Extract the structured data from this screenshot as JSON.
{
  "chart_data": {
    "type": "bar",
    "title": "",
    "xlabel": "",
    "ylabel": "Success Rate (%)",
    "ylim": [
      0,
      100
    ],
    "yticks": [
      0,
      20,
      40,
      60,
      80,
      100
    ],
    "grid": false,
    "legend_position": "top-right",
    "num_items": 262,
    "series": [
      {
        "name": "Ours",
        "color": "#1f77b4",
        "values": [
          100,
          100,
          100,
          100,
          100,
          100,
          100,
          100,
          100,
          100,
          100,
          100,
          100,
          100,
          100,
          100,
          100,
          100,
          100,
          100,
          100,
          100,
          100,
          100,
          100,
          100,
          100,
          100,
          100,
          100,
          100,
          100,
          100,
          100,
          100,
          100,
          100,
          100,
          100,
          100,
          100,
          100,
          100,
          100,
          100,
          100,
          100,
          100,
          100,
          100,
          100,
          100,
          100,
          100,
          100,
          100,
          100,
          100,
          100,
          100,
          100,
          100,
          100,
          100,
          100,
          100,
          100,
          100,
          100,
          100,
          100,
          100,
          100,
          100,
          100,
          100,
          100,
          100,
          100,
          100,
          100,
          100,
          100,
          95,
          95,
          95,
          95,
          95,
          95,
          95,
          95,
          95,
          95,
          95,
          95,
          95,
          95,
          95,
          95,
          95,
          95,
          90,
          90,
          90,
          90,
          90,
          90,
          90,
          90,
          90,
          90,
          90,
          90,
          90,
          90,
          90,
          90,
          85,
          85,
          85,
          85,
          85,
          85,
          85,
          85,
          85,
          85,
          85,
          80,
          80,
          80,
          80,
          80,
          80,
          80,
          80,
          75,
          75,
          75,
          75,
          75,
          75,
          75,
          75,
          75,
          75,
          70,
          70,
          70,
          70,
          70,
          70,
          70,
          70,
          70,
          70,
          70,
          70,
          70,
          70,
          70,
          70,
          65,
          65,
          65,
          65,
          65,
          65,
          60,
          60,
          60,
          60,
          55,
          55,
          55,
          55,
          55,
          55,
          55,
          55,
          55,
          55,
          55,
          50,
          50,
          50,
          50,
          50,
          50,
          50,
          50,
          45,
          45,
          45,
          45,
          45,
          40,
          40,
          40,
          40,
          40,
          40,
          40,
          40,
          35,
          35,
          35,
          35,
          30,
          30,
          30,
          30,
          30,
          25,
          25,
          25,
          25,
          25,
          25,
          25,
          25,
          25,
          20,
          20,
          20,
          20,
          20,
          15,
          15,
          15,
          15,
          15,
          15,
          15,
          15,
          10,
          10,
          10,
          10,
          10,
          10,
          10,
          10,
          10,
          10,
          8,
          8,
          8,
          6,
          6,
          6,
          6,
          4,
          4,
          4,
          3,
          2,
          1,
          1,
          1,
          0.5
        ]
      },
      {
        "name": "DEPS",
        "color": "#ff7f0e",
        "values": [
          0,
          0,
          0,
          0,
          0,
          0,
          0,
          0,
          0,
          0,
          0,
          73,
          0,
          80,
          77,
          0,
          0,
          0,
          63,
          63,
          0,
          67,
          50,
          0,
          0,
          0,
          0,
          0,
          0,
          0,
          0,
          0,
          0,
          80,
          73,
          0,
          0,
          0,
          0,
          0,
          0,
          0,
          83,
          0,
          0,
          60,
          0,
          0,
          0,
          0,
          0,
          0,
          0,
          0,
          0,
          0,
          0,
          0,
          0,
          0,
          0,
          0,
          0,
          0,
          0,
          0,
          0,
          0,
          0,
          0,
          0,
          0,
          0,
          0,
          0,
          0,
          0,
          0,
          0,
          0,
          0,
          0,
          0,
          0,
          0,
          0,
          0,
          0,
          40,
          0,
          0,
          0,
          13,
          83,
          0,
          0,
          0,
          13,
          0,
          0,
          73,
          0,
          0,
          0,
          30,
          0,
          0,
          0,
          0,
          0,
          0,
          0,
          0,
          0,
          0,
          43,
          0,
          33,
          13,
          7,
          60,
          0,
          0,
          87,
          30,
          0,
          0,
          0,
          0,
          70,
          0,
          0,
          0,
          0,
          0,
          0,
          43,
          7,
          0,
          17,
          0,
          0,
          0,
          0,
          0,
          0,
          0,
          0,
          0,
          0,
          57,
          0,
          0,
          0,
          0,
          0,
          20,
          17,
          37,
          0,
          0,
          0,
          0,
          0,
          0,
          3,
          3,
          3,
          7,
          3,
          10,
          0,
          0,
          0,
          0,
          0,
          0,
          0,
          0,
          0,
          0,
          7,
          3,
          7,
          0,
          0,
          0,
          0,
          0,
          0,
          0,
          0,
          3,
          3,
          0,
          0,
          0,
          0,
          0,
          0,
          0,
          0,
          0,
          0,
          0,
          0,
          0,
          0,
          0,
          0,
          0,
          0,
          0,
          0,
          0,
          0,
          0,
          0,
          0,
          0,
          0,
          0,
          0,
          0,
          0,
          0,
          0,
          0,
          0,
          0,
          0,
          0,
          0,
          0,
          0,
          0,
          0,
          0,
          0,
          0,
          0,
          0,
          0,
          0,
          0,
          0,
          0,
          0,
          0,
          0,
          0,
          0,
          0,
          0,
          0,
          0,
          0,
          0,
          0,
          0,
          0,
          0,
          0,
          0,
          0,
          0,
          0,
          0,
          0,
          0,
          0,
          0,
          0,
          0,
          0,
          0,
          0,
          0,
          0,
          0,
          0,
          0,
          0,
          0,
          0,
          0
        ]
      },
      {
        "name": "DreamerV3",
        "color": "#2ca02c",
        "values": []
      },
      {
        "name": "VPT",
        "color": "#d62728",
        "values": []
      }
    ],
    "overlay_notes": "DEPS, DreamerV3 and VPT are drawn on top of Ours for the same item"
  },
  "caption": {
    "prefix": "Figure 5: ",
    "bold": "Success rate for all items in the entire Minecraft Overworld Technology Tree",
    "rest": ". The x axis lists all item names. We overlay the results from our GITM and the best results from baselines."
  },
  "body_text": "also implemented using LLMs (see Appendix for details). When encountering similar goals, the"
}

= = = = =

Output the data above exactly, please, line for line.

__EXERCISE OUTPUT__.
Extract the structured data from this screenshot as JSON.
{
  "chart_data": {
    "type": "bar",
    "title": "",
    "xlabel": "",
    "ylabel": "Success Rate (%)",
    "ylim": [
      0,
      100
    ],
    "yticks": [
      0,
      20,
      40,
      60,
      80,
      100
    ],
    "grid": false,
    "legend_position": "top-right",
    "num_items": 262,
    "series": [
      {
        "name": "Ours",
        "color": "#1f77b4",
        "values": [
          100,
          100,
          100,
          100,
          100,
          100,
          100,
          100,
          100,
          100,
          100,
          100,
          100,
          100,
          100,
          100,
          100,
          100,
          100,
          100,
          100,
          100,
          100,
          100,
          100,
          100,
          100,
          100,
          100,
          100,
          100,
          100,
          100,
          100,
          100,
          100,
          100,
          100,
          100,
          100,
          100,
          100,
          100,
          100,
          100,
          100,
          100,
          100,
          100,
          100,
          100,
          100,
          100,
          100,
          100,
          100,
          100,
          100,
          100,
          100,
          100,
          100,
          100,
          100,
          100,
          100,
          100,
          100,
          100,
          100,
          100,
          100,
          100,
          100,
          100,
          100,
          100,
          100,
          100,
          100,
          100,
          100,
          100,
          95,
          95,
          95,
          95,
          95,
          95,
          95,
          95,
          95,
          95,
          95,
          95,
          95,
          95,
          95,
          95,
          95,
          95,
          90,
          90,
          90,
          90,
          90,
          90,
          90,
          90,
          90,
          90,
          90,
          90,
          90,
          90,
          90,
          90,
          85,
          85,
          85,
          85,
          85,
          85,
          85,
          85,
          85,
          85,
          85,
          80,
          80,
          80,
          80,
          80,
          80,
          80,
          80,
          75,
          75,
          75,
          75,
          75,
          75,
          75,
          75,
          75,
          75,
          70,
          70,
          70,
          70,
          70,
          70,
          70,
          70,
          70,
          70,
          70,
          70,
          70,
          70,
          70,
          70,
          65,
          65,
          65,
          65,
          65,
          65,
          60,
          60,
          60,
          60,
          55,
          55,
          55,
          55,
          55,
          55,
          55,
          55,
          55,
          55,
          55,
          50,
          50,
          50,
          50,
          50,
          50,
          50,
          50,
          45,
          45,
          45,
          45,
          45,
          40,
          40,
          40,
          40,
          40,
          40,
          40,
          40,
          35,
          35,
          35,
          35,
          30,
          30,
          30,
          30,
          30,
          25,
          25,
          25,
          25,
          25,
          25,
          25,
          25,
          25,
          20,
          20,
          20,
          20,
          20,
          15,
          15,
          15,
          15,
          15,
          15,
          15,
          15,
          10,
          10,
          10,
          10,
          10,
          10,
          10,
          10,
          10,
          10,
          8,
          8,
          8,
          6,
          6,
          6,
          6,
          4,
          4,
          4,
          3,
          2,
          1,
          1,
          1,
          0.5
        ]
      },
      {
        "name": "DEPS",
        "color": "#ff7f0e",
        "values": [
          0,
          0,
          0,
          0,
          0,
          0,
          0,
          0,
          0,
          0,
          0,
          73,
          0,
          80,
          77,
          0,
          0,
          0,
          63,
          63,
          0,
          67,
          50,
          0,
          0,
          0,
          0,
          0,
          0,
          0,
          0,
          0,
          0,
          80,
          73,
          0,
          0,
          0,
          0,
          0,
          0,
          0,
          83,
          0,
          0,
          60,
          0,
          0,
          0,
          0,
          0,
          0,
          0,
          0,
          0,
          0,
          0,
          0,
          0,
          0,
          0,
          0,
          0,
          0,
          0,
          0,
          0,
          0,
          0,
          0,
          0,
          0,
          0,
          0,
          0,
          0,
          0,
          0,
          0,
          0,
          0,
          0,
          0,
          0,
          0,
          0,
          0,
          0,
          40,
          0,
          0,
          0,
          13,
          83,
          0,
          0,
          0,
          13,
          0,
          0,
          73,
          0,
          0,
          0,
          30,
          0,
          0,
          0,
          0,
          0,
          0,
          0,
          0,
          0,
          0,
          43,
          0,
          33,
          13,
          7,
          60,
          0,
          0,
          87,
          30,
          0,
          0,
          0,
          0,
          70,
          0,
          0,
          0,
          0,
          0,
          0,
          43,
          7,
          0,
          17,
          0,
          0,
          0,
          0,
          0,
          0,
          0,
          0,
          0,
          0,
          57,
          0,
          0,
          0,
          0,
          0,
          20,
          17,
          37,
          0,
          0,
          0,
          0,
          0,
          0,
          3,
          3,
          3,
          7,
          3,
          10,
          0,
          0,
          0,
          0,
          0,
          0,
          0,
          0,
          0,
          0,
          7,
          3,
          7,
          0,
          0,
          0,
          0,
          0,
          0,
          0,
          0,
          3,
          3,
          0,
          0,
          0,
          0,
          0,
          0,
          0,
          0,
          0,
          0,
          0,
          0,
          0,
          0,
          0,
          0,
          0,
          0,
          0,
          0,
          0,
          0,
          0,
          0,
          0,
          0,
          0,
          0,
          0,
          0,
          0,
          0,
          0,
          0,
          0,
          0,
          0,
          0,
          0,
          0,
          0,
          0,
          0,
          0,
          0,
          0,
          0,
          0,
          0,
          0,
          0,
          0,
          0,
          0,
          0,
          0,
          0,
          0,
          0,
          0,
          0,
          0,
          0,
          0,
          0,
          0,
          0,
          0,
          0,
          0,
          0,
          0,
          0,
          0,
          0,
          0,
          0,
          0,
          0,
          0,
          0,
          0,
          0,
          0,
          0,
          0,
          0,
          0,
          0,
          0,
          0,
          0
        ]
      },
      {
        "name": "DreamerV3",
        "color": "#2ca02c",
        "values": []
      },
      {
        "name": "VPT",
        "color": "#d62728",
        "values": []
      }
    ],
    "overlay_notes": "DEPS, DreamerV3 and VPT are drawn on top of Ours for the same item"
  },
  "caption": {
    "prefix": "Figure 5: ",
    "bold": "Success rate for all items in the entire Minecraft Overworld Technology Tree",
    "rest": ". The x axis lists all item names. We overlay the results from our GITM and the best results from baselines."
  },
  "body_text": "also implemented using LLMs (see Appendix for details). When encountering similar goals, the"
}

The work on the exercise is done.